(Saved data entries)
● ● ● ●
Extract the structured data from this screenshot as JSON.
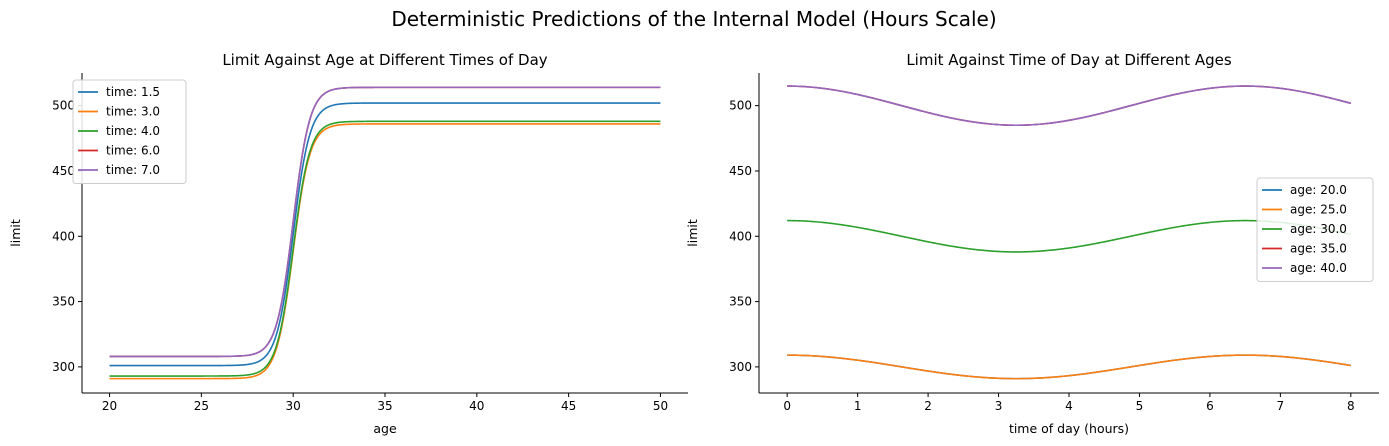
{
  "figure": {
    "suptitle": "Deterministic Predictions of the Internal Model (Hours Scale)"
  },
  "colors": {
    "blue": "#1f77b4",
    "orange": "#ff7f0e",
    "green": "#2ca02c",
    "red": "#d62728",
    "purple": "#9467bd"
  },
  "chart_data": [
    {
      "type": "line",
      "title": "Limit Against Age at Different Times of Day",
      "xlabel": "age",
      "ylabel": "limit",
      "xlim": [
        18.5,
        51.5
      ],
      "ylim": [
        280,
        525
      ],
      "xticks": [
        20,
        25,
        30,
        35,
        40,
        45,
        50
      ],
      "yticks": [
        300,
        350,
        400,
        450,
        500
      ],
      "grid": false,
      "legend_position": "upper-left",
      "x_range": [
        20,
        50
      ],
      "series": [
        {
          "name": "time: 1.5",
          "color": "#1f77b4",
          "low": 301,
          "high": 502,
          "midpoint": 30.0,
          "steepness": 2.2
        },
        {
          "name": "time: 3.0",
          "color": "#ff7f0e",
          "low": 291,
          "high": 486,
          "midpoint": 30.0,
          "steepness": 2.2
        },
        {
          "name": "time: 4.0",
          "color": "#2ca02c",
          "low": 293,
          "high": 488,
          "midpoint": 30.0,
          "steepness": 2.2
        },
        {
          "name": "time: 6.0",
          "color": "#d62728",
          "low": 308,
          "high": 514,
          "midpoint": 30.0,
          "steepness": 2.2
        },
        {
          "name": "time: 7.0",
          "color": "#9467bd",
          "low": 308,
          "high": 514,
          "midpoint": 30.0,
          "steepness": 2.2
        }
      ]
    },
    {
      "type": "line",
      "title": "Limit Against Time of Day at Different Ages",
      "xlabel": "time of day (hours)",
      "ylabel": "limit",
      "xlim": [
        -0.4,
        8.4
      ],
      "ylim": [
        280,
        525
      ],
      "xticks": [
        0,
        1,
        2,
        3,
        4,
        5,
        6,
        7,
        8
      ],
      "yticks": [
        300,
        350,
        400,
        450,
        500
      ],
      "grid": false,
      "legend_position": "center-right",
      "x_range": [
        0,
        8
      ],
      "series": [
        {
          "name": "age: 20.0",
          "color": "#1f77b4",
          "mean": 300,
          "amplitude": 9,
          "period": 6.5,
          "peak_at": 0.0
        },
        {
          "name": "age: 25.0",
          "color": "#ff7f0e",
          "mean": 300,
          "amplitude": 9,
          "period": 6.5,
          "peak_at": 0.0
        },
        {
          "name": "age: 30.0",
          "color": "#2ca02c",
          "mean": 400,
          "amplitude": 12,
          "period": 6.5,
          "peak_at": 0.0
        },
        {
          "name": "age: 35.0",
          "color": "#d62728",
          "mean": 500,
          "amplitude": 15,
          "period": 6.5,
          "peak_at": 0.0
        },
        {
          "name": "age: 40.0",
          "color": "#9467bd",
          "mean": 500,
          "amplitude": 15,
          "period": 6.5,
          "peak_at": 0.0
        }
      ]
    }
  ]
}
● ● ● ●
## WORK TO COMPLETE
All of the material above is to be copied exactly, except for its images.

## OUTPUT FOR THIS TASK
Extract the structured data from this screenshot as JSON.
{
  "figure": {
    "suptitle": "Deterministic Predictions of the Internal Model (Hours Scale)"
  },
  "colors": {
    "blue": "#1f77b4",
    "orange": "#ff7f0e",
    "green": "#2ca02c",
    "red": "#d62728",
    "purple": "#9467bd"
  },
  "chart_data": [
    {
      "type": "line",
      "title": "Limit Against Age at Different Times of Day",
      "xlabel": "age",
      "ylabel": "limit",
      "xlim": [
        18.5,
        51.5
      ],
      "ylim": [
        280,
        525
      ],
      "xticks": [
        20,
        25,
        30,
        35,
        40,
        45,
        50
      ],
      "yticks": [
        300,
        350,
        400,
        450,
        500
      ],
      "grid": false,
      "legend_position": "upper-left",
      "x_range": [
        20,
        50
      ],
      "series": [
        {
          "name": "time: 1.5",
          "color": "#1f77b4",
          "low": 301,
          "high": 502,
          "midpoint": 30.0,
          "steepness": 2.2
        },
        {
          "name": "time: 3.0",
          "color": "#ff7f0e",
          "low": 291,
          "high": 486,
          "midpoint": 30.0,
          "steepness": 2.2
        },
        {
          "name": "time: 4.0",
          "color": "#2ca02c",
          "low": 293,
          "high": 488,
          "midpoint": 30.0,
          "steepness": 2.2
        },
        {
          "name": "time: 6.0",
          "color": "#d62728",
          "low": 308,
          "high": 514,
          "midpoint": 30.0,
          "steepness": 2.2
        },
        {
          "name": "time: 7.0",
          "color": "#9467bd",
          "low": 308,
          "high": 514,
          "midpoint": 30.0,
          "steepness": 2.2
        }
      ]
    },
    {
      "type": "line",
      "title": "Limit Against Time of Day at Different Ages",
      "xlabel": "time of day (hours)",
      "ylabel": "limit",
      "xlim": [
        -0.4,
        8.4
      ],
      "ylim": [
        280,
        525
      ],
      "xticks": [
        0,
        1,
        2,
        3,
        4,
        5,
        6,
        7,
        8
      ],
      "yticks": [
        300,
        350,
        400,
        450,
        500
      ],
      "grid": false,
      "legend_position": "center-right",
      "x_range": [
        0,
        8
      ],
      "series": [
        {
          "name": "age: 20.0",
          "color": "#1f77b4",
          "mean": 300,
          "amplitude": 9,
          "period": 6.5,
          "peak_at": 0.0
        },
        {
          "name": "age: 25.0",
          "color": "#ff7f0e",
          "mean": 300,
          "amplitude": 9,
          "period": 6.5,
          "peak_at": 0.0
        },
        {
          "name": "age: 30.0",
          "color": "#2ca02c",
          "mean": 400,
          "amplitude": 12,
          "period": 6.5,
          "peak_at": 0.0
        },
        {
          "name": "age: 35.0",
          "color": "#d62728",
          "mean": 500,
          "amplitude": 15,
          "period": 6.5,
          "peak_at": 0.0
        },
        {
          "name": "age: 40.0",
          "color": "#9467bd",
          "mean": 500,
          "amplitude": 15,
          "period": 6.5,
          "peak_at": 0.0
        }
      ]
    }
  ]
}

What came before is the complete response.